■ **WHAT THE EXERCISE ASKS**: Pull out every line of the listing below where "ואני" appears.

■ **RECORDS PROVIDED**:

===============

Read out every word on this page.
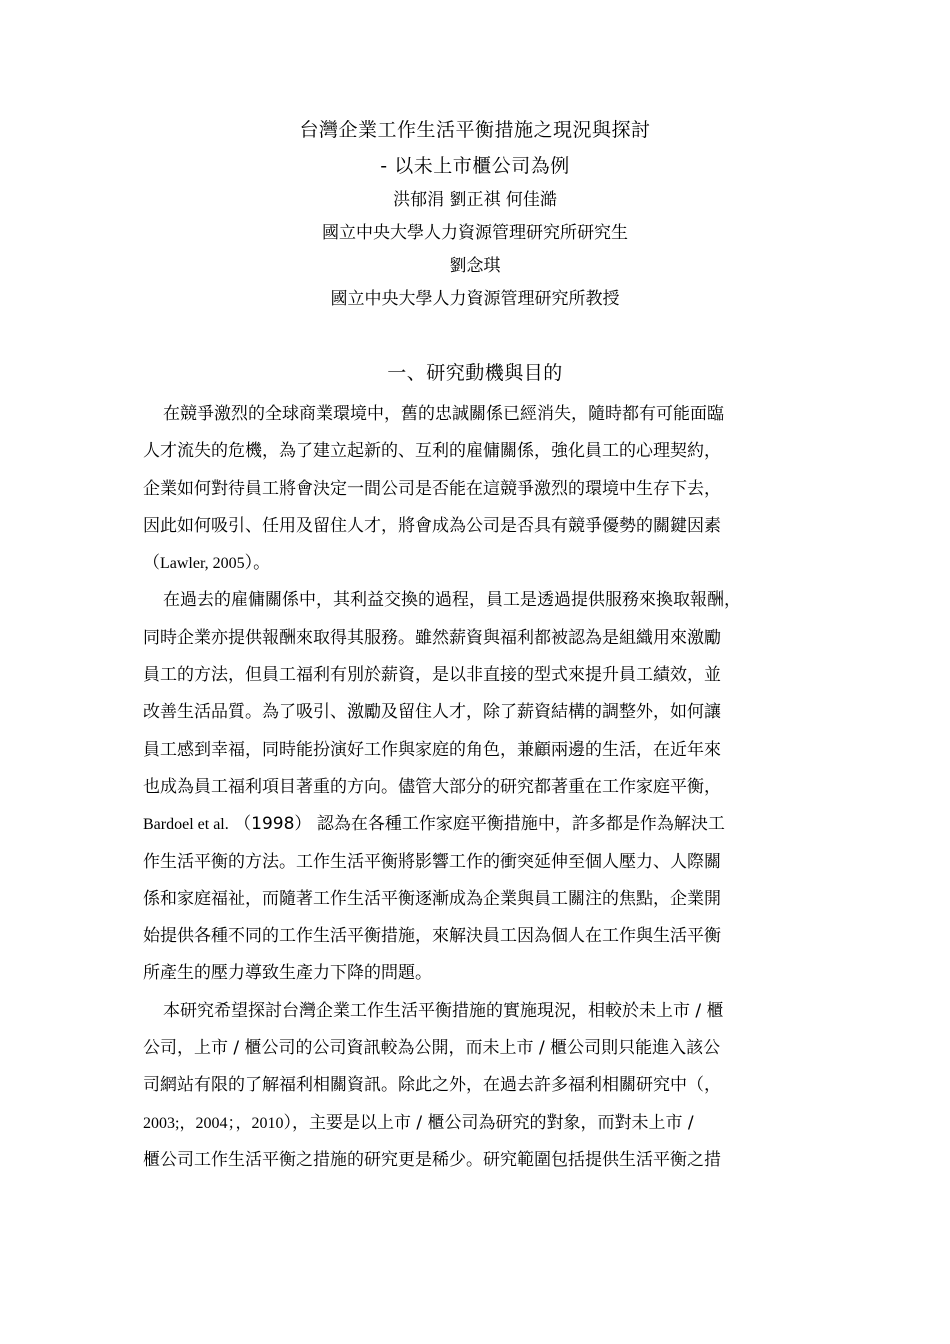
台灣企業工作生活平衡措施之現況與探討
- 以未上市櫃公司為例
洪郁涓 劉正祺 何佳澔
國立中央大學人力資源管理研究所研究生
劉念琪
國立中央大學人力資源管理研究所教授
一、研究動機與目的
在競爭激烈的全球商業環境中，舊的忠誠關係已經消失，隨時都有可能面臨
人才流失的危機，為了建立起新的、互利的雇傭關係，強化員工的心理契約，
企業如何對待員工將會決定一間公司是否能在這競爭激烈的環境中生存下去，
因此如何吸引、任用及留住人才，將會成為公司是否具有競爭優勢的關鍵因素
（Lawler, 2005）。
在過去的雇傭關係中，其利益交換的過程，員工是透過提供服務來換取報酬，
同時企業亦提供報酬來取得其服務。雖然薪資與福利都被認為是組織用來激勵
員工的方法，但員工福利有別於薪資，是以非直接的型式來提升員工績效，並
改善生活品質。為了吸引、激勵及留住人才，除了薪資結構的調整外，如何讓
員工感到幸福，同時能扮演好工作與家庭的角色，兼顧兩邊的生活，在近年來
也成為員工福利項目著重的方向。儘管大部分的研究都著重在工作家庭平衡，
Bardoel et al. （1998） 認為在各種工作家庭平衡措施中，許多都是作為解決工
作生活平衡的方法。工作生活平衡將影響工作的衝突延伸至個人壓力、人際關
係和家庭福祉，而隨著工作生活平衡逐漸成為企業與員工關注的焦點，企業開
始提供各種不同的工作生活平衡措施，來解決員工因為個人在工作與生活平衡
所產生的壓力導致生產力下降的問題。
本研究希望探討台灣企業工作生活平衡措施的實施現況，相較於未上市 / 櫃
公司，上市 / 櫃公司的公司資訊較為公開，而未上市 / 櫃公司則只能進入該公
司網站有限的了解福利相關資訊。除此之外，在過去許多福利相關研究中（，
2003;，2004；，2010），主要是以上市 / 櫃公司為研究的對象，而對未上市 /
櫃公司工作生活平衡之措施的研究更是稀少。研究範圍包括提供生活平衡之措
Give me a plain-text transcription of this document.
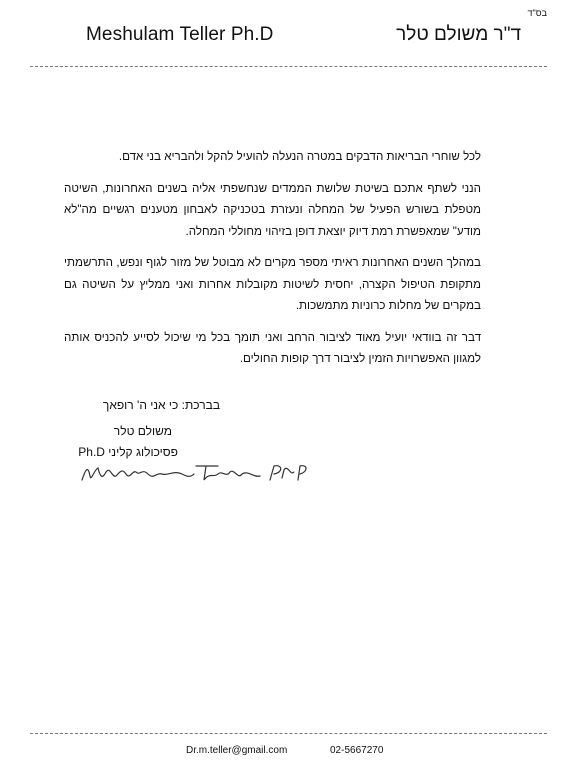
בס"ד
Meshulam Teller Ph.D	ד"ר משולם טלר

לכל שוחרי הבריאות הדבקים במטרה הנעלה להועיל להקל ולהבריא בני אדם.

הנני לשתף אתכם בשיטת שלושת הממדים שנחשפתי אליה בשנים האחרונות, השיטה מטפלת בשורש הפעיל של המחלה ונעזרת בטכניקה לאבחון מטענים רגשיים מה"לא מודע" שמאפשרת רמת דיוק יוצאת דופן בזיהוי מחוללי המחלה.

במהלך השנים האחרונות ראיתי מספר מקרים לא מבוטל של מזור לגוף ונפש, התרשמתי מתקופת הטיפול הקצרה, יחסית לשיטות מקובלות אחרות ואני ממליץ על השיטה גם במקרים של מחלות כרוניות מתמשכות.

דבר זה בוודאי יועיל מאוד לציבור הרחב ואני תומך בכל מי שיכול לסייע להכניס אותה למגוון האפשרויות הזמין לציבור דרך קופות החולים.

בברכת: כי אני ה' רופאך
משולם טלר
פסיכולוג קליני Ph.D
Dr.m.teller@gmail.com	02-5667270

===============

■ **WORKED ANSWER**:
במהלך השנים האחרונות ראיתי מספר מקרים לא מבוטל של מזור לגוף ונפש, התרשמתי מתקופת הטיפול הקצרה, יחסית לשיטות מקובלות אחרות ואני ממליץ על השיטה גם במקרים של מחלות כרוניות מתמשכות.
דבר זה בוודאי יועיל מאוד לציבור הרחב ואני תומך בכל מי שיכול לסייע להכניס אותה למגוון האפשרויות הזמין לציבור דרך קופות החולים.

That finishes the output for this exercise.